* STATED EXERCISE *
Retype the passage from the street fashion article word for word, from "It's hard to" to "lunch-break from Wendy's?".

* DOCUMENT TEXT *
##########
She's wearing a bright floral blouse, and it is a blouse, with shoulderpads, cinched at the waist. The trousers are bottle-green, pleated at the top and bloomy around the hips, then narrowing down at the ankles.
Blonde hair, with dark roots, is swept back from her face at each side and secured with one of those square-shaped little combs that were big in 1987.
Is she cool? That is, does this woman's outfit, seen on one of New Zealand's most fashionable streets at lunchtime this week, prove she is at the cutting edge of fashion, so avant that the garde is all left behind? That blouse - is it a silk Karen Walker autumn-winter 2006 sample, or Farmers, circa 1992? Are the black roots deliberate? Did those unflattering pants come direct from Tokyo's runways?
It's hard to tell - not just because today's fashions are so ambiguous, but because she's walked into a charcoal chicken shop and it's too difficult to stop the car and chase her to demand where she got her clothes and how much she paid.
Not even the shoes give any clues: from a fleeting glimpse they appeared to be shiny apricot kitten-heels with gold buckles. They could be really, really hip, created by the most exclusive leather house in Milan, or they could be vinyl numbers left over from the bargain bin at a Pohutukawa Coast Primary School fete. She could be a stylist who charges $3000 per photo shoot to arrange hairclips, or she could be a delightful trainee dental nurse who has raided mum's wardrobe.
And that boy with a name-tag stitched on his polyester shirt; is he cool or is he on his lunch-break from Wendy's?
##########
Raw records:

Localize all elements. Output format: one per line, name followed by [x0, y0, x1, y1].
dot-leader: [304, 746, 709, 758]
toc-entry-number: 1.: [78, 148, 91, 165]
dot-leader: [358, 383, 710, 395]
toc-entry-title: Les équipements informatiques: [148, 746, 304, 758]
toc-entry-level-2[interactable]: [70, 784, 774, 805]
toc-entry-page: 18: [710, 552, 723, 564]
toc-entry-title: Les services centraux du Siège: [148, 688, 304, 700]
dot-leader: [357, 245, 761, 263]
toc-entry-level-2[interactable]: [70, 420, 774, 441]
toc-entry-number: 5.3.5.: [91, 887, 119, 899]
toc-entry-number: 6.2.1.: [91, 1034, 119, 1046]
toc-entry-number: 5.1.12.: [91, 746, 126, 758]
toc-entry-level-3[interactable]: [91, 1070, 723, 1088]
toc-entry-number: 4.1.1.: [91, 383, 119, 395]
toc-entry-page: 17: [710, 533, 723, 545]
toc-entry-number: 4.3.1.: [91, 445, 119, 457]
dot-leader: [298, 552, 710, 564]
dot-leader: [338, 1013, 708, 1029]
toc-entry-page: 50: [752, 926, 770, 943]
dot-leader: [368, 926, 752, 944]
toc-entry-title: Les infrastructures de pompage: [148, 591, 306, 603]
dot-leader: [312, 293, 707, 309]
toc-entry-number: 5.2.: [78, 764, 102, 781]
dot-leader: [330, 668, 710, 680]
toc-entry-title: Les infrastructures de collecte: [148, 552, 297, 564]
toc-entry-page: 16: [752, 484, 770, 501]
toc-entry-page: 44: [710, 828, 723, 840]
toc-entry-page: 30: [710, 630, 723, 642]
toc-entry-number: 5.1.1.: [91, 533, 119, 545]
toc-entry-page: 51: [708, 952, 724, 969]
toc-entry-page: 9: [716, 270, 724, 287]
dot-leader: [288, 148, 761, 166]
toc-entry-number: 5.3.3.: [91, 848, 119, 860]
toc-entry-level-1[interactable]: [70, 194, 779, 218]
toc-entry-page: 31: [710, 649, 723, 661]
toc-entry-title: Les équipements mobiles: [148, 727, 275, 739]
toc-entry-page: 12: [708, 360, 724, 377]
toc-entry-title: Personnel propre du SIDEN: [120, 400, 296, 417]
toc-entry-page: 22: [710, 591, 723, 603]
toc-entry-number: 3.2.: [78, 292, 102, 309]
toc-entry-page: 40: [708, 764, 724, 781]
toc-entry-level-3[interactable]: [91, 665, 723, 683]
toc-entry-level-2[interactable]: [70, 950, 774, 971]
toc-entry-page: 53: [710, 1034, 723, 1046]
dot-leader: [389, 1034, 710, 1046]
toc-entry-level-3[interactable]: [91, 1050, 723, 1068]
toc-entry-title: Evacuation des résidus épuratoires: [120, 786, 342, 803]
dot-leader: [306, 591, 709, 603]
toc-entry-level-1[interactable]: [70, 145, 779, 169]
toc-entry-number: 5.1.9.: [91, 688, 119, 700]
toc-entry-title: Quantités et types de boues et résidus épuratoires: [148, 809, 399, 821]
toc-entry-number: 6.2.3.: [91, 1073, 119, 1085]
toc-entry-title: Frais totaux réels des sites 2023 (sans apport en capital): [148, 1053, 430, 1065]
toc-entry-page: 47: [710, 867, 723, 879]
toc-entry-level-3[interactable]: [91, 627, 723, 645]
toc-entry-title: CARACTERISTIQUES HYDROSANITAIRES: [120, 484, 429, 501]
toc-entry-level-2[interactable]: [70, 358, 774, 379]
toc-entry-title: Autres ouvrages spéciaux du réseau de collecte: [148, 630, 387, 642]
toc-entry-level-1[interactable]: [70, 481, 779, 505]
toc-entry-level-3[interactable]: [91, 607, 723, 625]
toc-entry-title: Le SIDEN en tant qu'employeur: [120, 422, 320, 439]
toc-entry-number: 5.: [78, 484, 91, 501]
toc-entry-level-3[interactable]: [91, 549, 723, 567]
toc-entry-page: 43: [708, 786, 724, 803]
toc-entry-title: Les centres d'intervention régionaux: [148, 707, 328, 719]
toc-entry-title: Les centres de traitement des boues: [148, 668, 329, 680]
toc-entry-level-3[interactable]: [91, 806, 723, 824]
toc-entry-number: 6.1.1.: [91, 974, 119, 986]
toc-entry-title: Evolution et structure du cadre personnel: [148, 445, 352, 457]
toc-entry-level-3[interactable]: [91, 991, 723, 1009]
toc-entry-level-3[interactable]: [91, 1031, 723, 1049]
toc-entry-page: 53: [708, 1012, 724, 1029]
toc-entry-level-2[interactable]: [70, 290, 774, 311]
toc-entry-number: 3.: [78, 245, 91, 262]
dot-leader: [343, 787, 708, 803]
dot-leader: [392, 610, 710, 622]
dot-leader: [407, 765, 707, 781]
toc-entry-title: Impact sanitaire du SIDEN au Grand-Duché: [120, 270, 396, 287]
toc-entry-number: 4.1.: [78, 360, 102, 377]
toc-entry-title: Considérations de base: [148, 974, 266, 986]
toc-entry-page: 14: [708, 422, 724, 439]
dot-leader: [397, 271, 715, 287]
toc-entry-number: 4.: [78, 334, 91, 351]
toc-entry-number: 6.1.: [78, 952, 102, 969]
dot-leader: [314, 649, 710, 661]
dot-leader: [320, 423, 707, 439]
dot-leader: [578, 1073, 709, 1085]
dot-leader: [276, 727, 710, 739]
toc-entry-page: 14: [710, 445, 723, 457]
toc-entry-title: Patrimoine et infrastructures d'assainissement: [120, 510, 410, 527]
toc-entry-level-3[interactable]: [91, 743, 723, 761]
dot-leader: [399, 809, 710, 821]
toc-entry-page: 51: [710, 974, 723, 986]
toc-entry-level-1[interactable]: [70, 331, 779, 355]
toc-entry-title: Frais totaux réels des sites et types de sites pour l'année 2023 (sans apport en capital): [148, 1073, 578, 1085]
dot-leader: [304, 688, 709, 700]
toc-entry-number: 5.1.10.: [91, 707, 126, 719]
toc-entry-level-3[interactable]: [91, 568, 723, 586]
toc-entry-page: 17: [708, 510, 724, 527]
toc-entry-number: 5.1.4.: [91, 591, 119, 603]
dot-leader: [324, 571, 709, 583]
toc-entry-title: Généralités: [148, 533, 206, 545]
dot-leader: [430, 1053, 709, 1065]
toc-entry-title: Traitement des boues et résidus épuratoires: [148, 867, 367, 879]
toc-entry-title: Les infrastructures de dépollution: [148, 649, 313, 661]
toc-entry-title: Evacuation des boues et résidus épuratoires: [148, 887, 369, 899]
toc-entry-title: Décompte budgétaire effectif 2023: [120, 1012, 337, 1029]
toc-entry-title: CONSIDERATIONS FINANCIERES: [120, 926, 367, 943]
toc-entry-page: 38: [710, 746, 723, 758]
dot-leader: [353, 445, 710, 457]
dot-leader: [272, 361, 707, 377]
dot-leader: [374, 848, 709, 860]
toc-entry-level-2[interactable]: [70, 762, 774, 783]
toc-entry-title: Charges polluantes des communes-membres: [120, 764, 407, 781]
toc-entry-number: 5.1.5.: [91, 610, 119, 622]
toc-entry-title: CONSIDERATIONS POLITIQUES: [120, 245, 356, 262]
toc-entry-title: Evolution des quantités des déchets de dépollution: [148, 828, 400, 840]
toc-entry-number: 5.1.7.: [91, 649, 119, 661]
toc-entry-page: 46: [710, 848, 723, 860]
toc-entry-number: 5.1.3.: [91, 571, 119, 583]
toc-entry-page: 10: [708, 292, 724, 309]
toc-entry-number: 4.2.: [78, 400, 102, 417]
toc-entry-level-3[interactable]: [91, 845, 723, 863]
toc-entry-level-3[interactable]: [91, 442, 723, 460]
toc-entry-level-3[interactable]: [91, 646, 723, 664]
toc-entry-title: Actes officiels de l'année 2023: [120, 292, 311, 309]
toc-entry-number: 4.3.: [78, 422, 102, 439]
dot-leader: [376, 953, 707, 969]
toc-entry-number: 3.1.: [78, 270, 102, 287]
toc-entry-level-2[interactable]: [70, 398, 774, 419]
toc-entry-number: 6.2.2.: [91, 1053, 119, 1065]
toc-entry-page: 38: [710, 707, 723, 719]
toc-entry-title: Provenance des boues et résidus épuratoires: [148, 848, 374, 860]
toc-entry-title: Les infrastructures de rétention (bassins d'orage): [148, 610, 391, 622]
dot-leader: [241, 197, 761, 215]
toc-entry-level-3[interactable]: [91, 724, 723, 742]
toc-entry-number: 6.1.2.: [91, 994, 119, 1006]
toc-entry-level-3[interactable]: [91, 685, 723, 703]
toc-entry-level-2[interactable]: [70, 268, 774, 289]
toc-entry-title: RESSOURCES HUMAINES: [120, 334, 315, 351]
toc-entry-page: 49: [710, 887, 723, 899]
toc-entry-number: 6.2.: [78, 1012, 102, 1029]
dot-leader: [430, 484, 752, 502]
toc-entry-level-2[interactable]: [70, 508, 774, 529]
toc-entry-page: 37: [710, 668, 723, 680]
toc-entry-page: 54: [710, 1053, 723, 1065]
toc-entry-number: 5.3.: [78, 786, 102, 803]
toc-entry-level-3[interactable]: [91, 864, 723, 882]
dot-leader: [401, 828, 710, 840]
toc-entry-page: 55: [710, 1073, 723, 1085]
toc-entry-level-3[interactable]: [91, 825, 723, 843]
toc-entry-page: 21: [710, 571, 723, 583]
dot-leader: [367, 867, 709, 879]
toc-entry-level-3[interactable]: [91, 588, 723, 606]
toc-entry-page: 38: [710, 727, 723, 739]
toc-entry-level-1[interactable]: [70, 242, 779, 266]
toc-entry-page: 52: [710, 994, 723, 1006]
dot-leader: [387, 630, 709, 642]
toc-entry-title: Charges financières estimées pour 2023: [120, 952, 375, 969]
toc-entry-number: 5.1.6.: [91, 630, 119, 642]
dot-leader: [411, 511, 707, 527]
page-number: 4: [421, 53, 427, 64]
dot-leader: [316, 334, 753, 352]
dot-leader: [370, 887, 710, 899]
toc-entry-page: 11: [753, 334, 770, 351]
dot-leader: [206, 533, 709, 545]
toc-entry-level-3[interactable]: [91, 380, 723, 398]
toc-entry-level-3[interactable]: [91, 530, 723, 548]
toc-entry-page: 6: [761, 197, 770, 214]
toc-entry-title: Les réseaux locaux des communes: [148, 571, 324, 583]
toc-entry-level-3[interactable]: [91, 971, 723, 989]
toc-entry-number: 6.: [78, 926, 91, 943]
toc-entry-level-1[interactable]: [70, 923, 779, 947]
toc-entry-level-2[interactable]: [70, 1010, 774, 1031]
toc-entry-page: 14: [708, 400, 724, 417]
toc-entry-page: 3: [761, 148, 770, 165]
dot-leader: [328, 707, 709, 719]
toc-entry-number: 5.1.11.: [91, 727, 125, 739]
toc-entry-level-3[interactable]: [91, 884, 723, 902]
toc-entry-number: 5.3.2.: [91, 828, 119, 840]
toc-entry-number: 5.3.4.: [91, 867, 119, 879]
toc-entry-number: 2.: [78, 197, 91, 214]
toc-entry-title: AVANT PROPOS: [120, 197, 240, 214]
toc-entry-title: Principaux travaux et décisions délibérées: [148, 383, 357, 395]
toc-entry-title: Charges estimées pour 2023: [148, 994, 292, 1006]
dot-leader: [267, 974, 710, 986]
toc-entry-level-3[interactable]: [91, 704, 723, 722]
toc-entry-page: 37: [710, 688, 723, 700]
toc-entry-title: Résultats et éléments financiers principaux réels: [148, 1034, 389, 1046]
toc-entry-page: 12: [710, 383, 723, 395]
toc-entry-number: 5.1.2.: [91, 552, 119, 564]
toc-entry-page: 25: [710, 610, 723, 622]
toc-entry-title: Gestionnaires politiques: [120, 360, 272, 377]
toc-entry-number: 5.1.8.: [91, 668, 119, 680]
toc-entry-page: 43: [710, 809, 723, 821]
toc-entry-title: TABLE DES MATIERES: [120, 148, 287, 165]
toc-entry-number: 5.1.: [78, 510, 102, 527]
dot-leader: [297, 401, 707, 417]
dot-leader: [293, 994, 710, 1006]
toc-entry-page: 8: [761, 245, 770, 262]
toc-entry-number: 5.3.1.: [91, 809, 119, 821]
##########
* PROBLEM SOLUTION *
It's hard to tell - not just because today's fashions are so ambiguous, but because she's walked into a charcoal chicken shop and it's too difficult to stop the car and chase her to demand where she got her clothes and how much she paid.
Not even the shoes give any clues: from a fleeting glimpse they appeared to be shiny apricot kitten-heels with gold buckles. They could be really, really hip, created by the most exclusive leather house in Milan, or they could be vinyl numbers left over from the bargain bin at a Pohutukawa Coast Primary School fete. She could be a stylist who charges $3000 per photo shoot to arrange hairclips, or she could be a delightful trainee dental nurse who has raided mum's wardrobe.
And that boy with a name-tag stitched on his polyester shirt; is he cool or is he on his lunch-break from Wendy's?